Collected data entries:

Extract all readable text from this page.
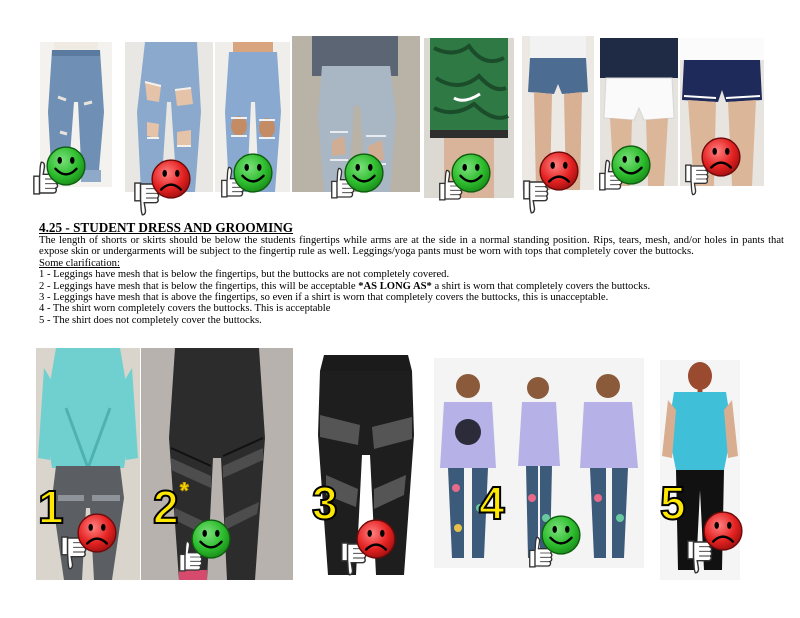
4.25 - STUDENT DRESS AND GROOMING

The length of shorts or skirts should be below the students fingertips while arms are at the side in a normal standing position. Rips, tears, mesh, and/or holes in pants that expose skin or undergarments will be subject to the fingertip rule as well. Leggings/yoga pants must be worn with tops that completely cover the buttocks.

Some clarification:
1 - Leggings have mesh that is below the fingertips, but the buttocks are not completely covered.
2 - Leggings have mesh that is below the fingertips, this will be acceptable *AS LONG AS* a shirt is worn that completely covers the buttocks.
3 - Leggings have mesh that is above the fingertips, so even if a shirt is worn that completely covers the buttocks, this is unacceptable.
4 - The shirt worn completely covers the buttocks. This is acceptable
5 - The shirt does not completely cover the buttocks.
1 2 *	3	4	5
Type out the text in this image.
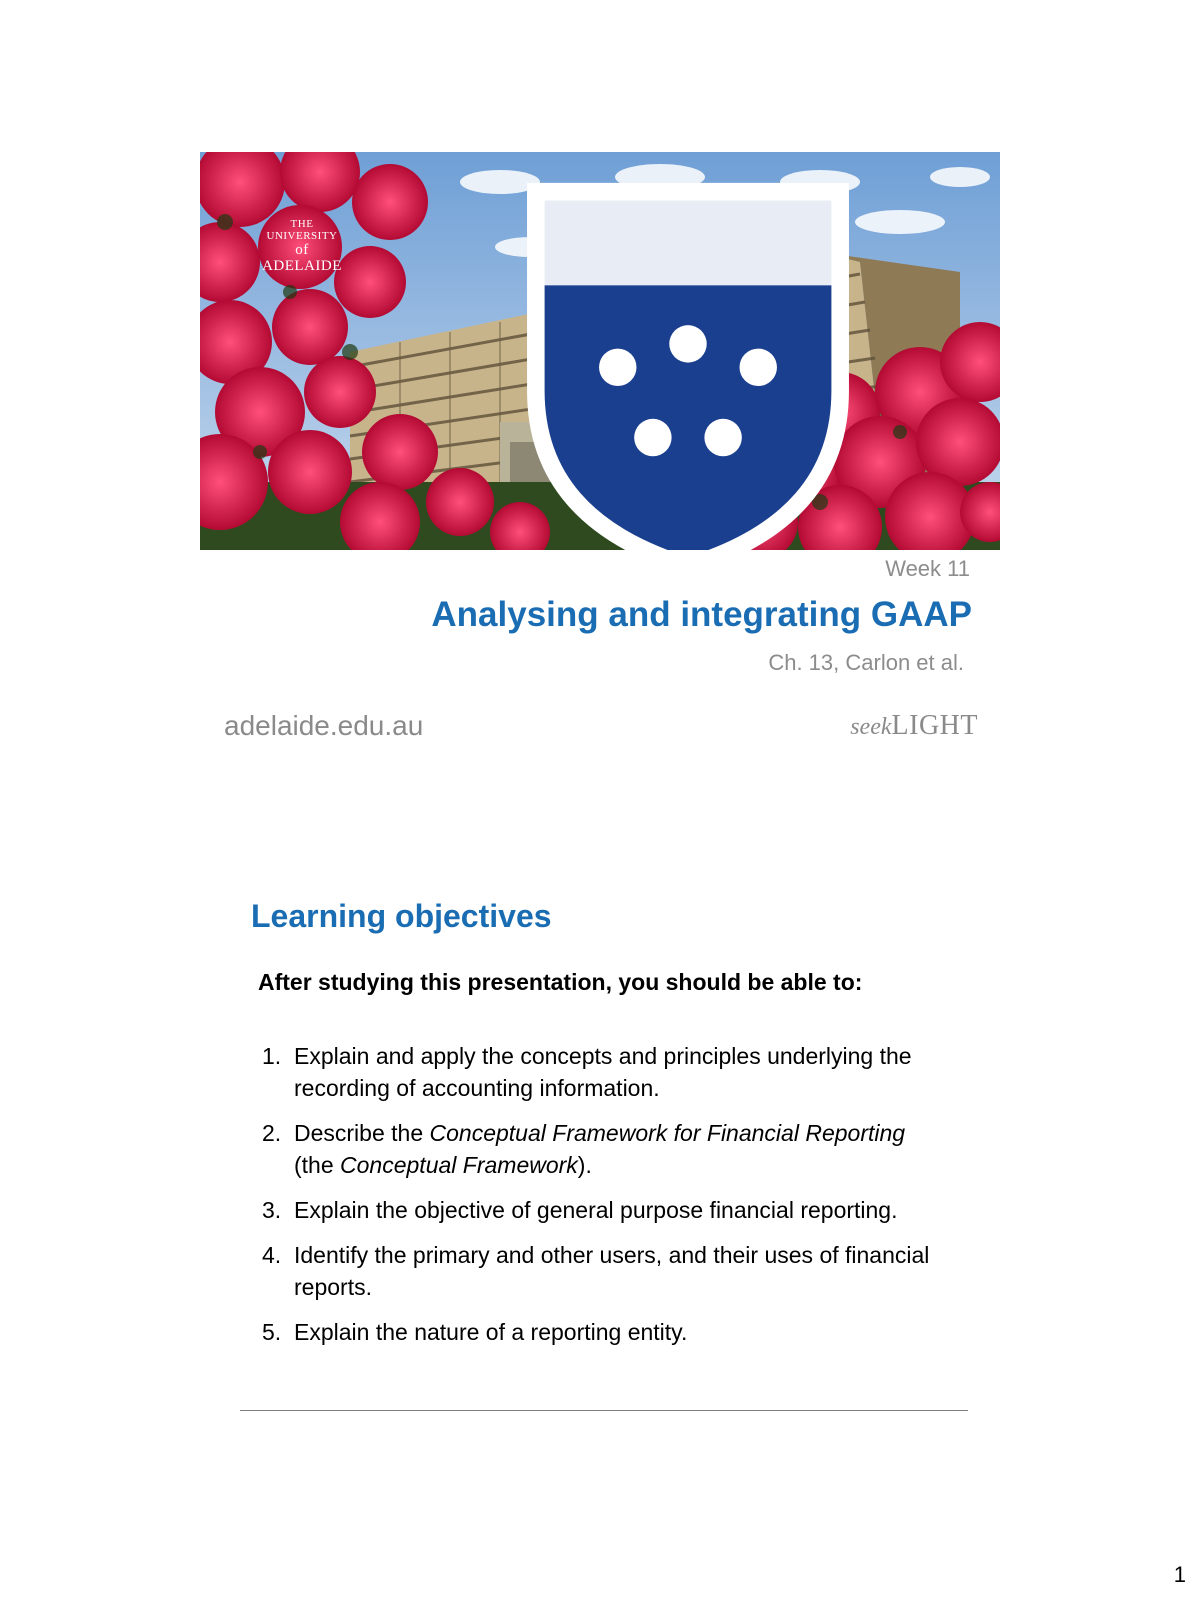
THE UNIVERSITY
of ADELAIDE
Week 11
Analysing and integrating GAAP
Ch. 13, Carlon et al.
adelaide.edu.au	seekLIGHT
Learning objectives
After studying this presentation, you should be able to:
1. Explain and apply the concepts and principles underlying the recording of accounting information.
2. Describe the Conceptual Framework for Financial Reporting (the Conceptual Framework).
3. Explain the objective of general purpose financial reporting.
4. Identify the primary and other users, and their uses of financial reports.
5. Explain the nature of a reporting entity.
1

What is expected: Quote the entries in full. Any image among them is to be omitted from the copy.

Result:
Extract all readable text from this page.
4.25 - STUDENT DRESS AND GROOMING

The length of shorts or skirts should be below the students fingertips while arms are at the side in a normal standing position. Rips, tears, mesh, and/or holes in pants that expose skin or undergarments will be subject to the fingertip rule as well. Leggings/yoga pants must be worn with tops that completely cover the buttocks.

Some clarification:
1 - Leggings have mesh that is below the fingertips, but the buttocks are not completely covered.
2 - Leggings have mesh that is below the fingertips, this will be acceptable *AS LONG AS* a shirt is worn that completely covers the buttocks.
3 - Leggings have mesh that is above the fingertips, so even if a shirt is worn that completely covers the buttocks, this is unacceptable.
4 - The shirt worn completely covers the buttocks. This is acceptable
5 - The shirt does not completely cover the buttocks.
1 2 *	3	4	5
Type out the text in this image.
THE UNIVERSITY
of ADELAIDE
Week 11
Analysing and integrating GAAP
Ch. 13, Carlon et al.
adelaide.edu.au	seekLIGHT
Learning objectives
After studying this presentation, you should be able to:
1. Explain and apply the concepts and principles underlying the recording of accounting information.
2. Describe the Conceptual Framework for Financial Reporting (the Conceptual Framework).
3. Explain the objective of general purpose financial reporting.
4. Identify the primary and other users, and their uses of financial reports.
5. Explain the nature of a reporting entity.
1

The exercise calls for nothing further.